[[ RECORDS SUPPLIED, beginning ]]

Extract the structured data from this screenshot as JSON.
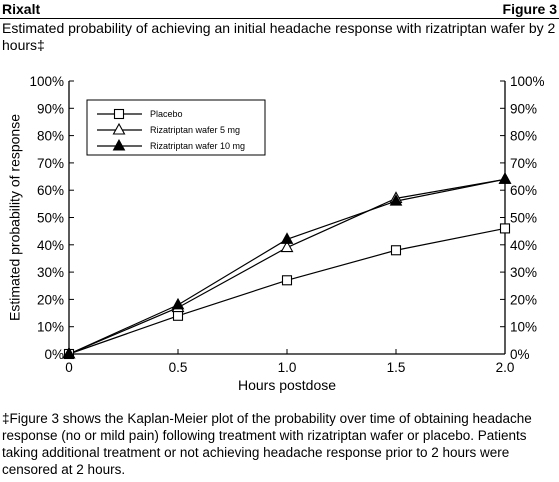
{
  "header": {
    "drug_name": "Rixalt",
    "figure_label": "Figure 3"
  },
  "caption": "Estimated probability of achieving an initial headache response with rizatriptan wafer by 2 hours‡",
  "footnote": "‡Figure 3 shows the Kaplan-Meier plot of the probability over time of obtaining headache response (no or mild pain) following treatment with rizatriptan wafer or placebo. Patients taking additional treatment or not achieving headache response prior to 2 hours were censored at 2 hours.",
  "chart_data": {
    "type": "line",
    "title": "",
    "xlabel": "Hours postdose",
    "ylabel": "Estimated probability of response",
    "xlim": [
      0,
      2.0
    ],
    "ylim": [
      0,
      100
    ],
    "x_ticks": [
      0,
      0.5,
      1.0,
      1.5,
      2.0
    ],
    "x_tick_labels": [
      "0",
      "0.5",
      "1.0",
      "1.5",
      "2.0"
    ],
    "y_ticks": [
      0,
      10,
      20,
      30,
      40,
      50,
      60,
      70,
      80,
      90,
      100
    ],
    "y_tick_labels": [
      "0%",
      "10%",
      "20%",
      "30%",
      "40%",
      "50%",
      "60%",
      "70%",
      "80%",
      "90%",
      "100%"
    ],
    "right_axis_mirror": true,
    "grid": false,
    "legend_position": "top-left",
    "series": [
      {
        "name": "Placebo",
        "marker": "open-square",
        "x": [
          0,
          0.5,
          1.0,
          1.5,
          2.0
        ],
        "values": [
          0,
          14,
          27,
          38,
          46
        ]
      },
      {
        "name": "Rizatriptan wafer 5 mg",
        "marker": "open-triangle",
        "x": [
          0,
          0.5,
          1.0,
          1.5,
          2.0
        ],
        "values": [
          0,
          17,
          39,
          57,
          64
        ]
      },
      {
        "name": "Rizatriptan wafer 10 mg",
        "marker": "filled-triangle",
        "x": [
          0,
          0.5,
          1.0,
          1.5,
          2.0
        ],
        "values": [
          0,
          18,
          42,
          56,
          64
        ]
      }
    ]
  }
}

[[ RECORDS SUPPLIED, end ]]

• BRIEF:
Nothing is wanted except the number of lines in the entries above that include the word "response".

• RESULT BELOW:
3